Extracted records
⟨

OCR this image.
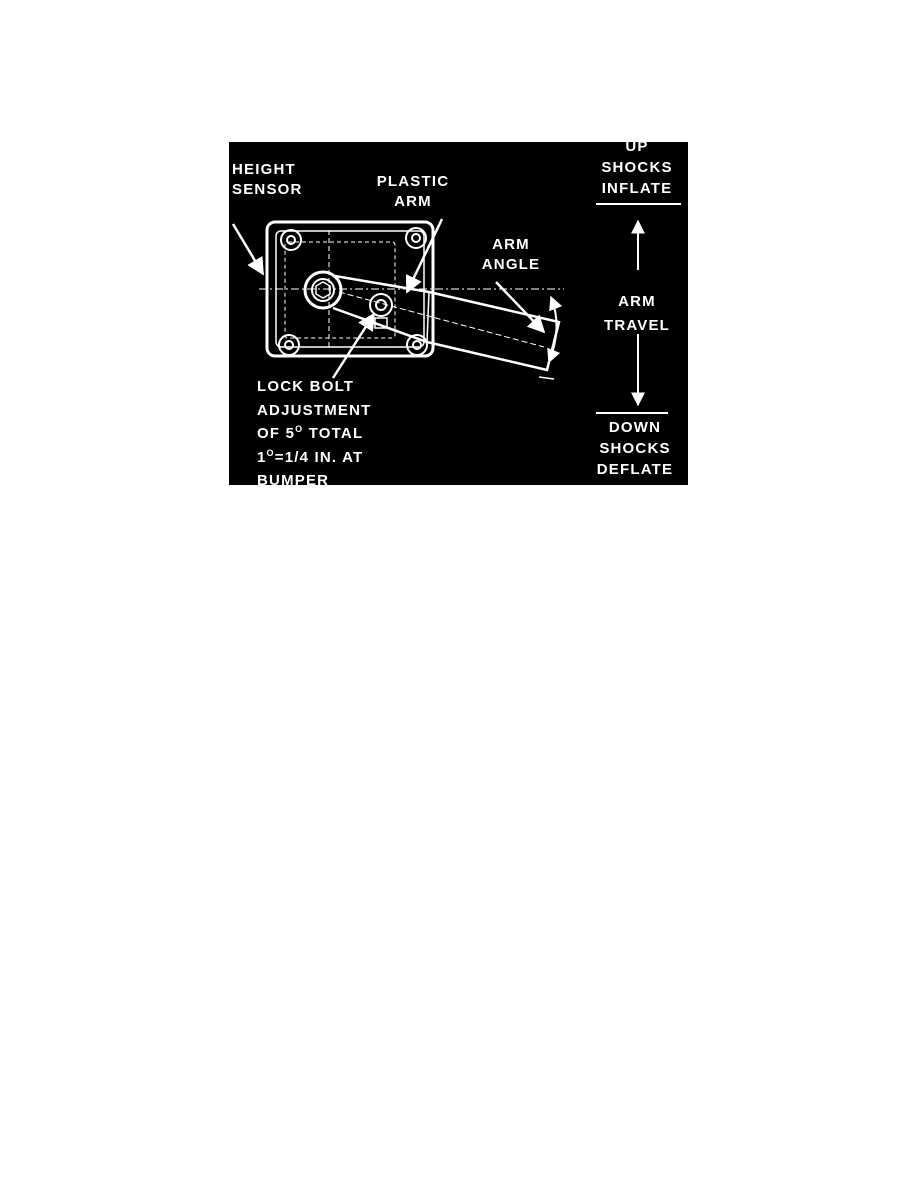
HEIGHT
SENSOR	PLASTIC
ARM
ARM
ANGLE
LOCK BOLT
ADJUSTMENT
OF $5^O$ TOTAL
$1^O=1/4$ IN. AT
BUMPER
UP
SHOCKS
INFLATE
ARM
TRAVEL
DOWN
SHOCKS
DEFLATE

⟩
⟨

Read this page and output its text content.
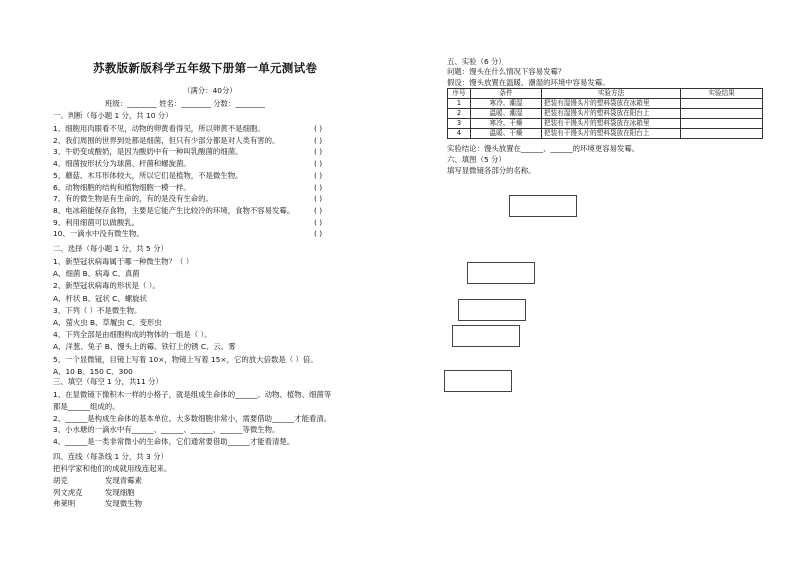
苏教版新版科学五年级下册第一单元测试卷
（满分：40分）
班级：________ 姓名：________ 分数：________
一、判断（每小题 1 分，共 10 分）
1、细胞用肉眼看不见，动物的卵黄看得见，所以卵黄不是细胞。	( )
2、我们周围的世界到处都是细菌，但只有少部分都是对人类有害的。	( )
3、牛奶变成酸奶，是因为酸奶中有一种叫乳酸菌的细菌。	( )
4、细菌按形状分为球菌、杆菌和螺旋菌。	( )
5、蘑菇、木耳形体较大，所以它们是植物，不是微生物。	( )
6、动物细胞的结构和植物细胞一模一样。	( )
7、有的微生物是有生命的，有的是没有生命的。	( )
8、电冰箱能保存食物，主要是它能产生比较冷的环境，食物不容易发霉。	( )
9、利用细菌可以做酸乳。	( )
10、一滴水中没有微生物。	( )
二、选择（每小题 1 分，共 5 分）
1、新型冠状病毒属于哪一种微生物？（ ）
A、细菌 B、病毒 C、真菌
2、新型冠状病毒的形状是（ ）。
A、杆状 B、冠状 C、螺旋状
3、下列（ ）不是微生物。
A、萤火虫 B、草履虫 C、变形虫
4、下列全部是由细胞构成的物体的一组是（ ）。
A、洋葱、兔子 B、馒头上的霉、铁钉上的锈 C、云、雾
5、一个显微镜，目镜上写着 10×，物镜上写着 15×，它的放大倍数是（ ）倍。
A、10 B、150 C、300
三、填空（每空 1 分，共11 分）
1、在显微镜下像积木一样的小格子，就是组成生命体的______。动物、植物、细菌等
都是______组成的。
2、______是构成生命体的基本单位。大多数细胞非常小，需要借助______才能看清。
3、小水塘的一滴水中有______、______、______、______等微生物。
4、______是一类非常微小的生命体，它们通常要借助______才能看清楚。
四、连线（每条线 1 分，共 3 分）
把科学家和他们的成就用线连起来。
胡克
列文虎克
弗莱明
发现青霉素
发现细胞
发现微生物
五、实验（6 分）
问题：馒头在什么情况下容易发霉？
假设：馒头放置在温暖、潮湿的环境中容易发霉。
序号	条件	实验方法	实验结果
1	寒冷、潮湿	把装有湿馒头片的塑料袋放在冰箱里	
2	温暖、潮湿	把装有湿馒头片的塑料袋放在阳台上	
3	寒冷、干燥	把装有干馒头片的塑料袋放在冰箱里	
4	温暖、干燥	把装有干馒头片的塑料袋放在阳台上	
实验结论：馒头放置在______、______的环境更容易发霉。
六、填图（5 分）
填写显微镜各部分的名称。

⟩

Copy each line of the data that contains the word "this".

OCR this image.
Read this page and output its text content.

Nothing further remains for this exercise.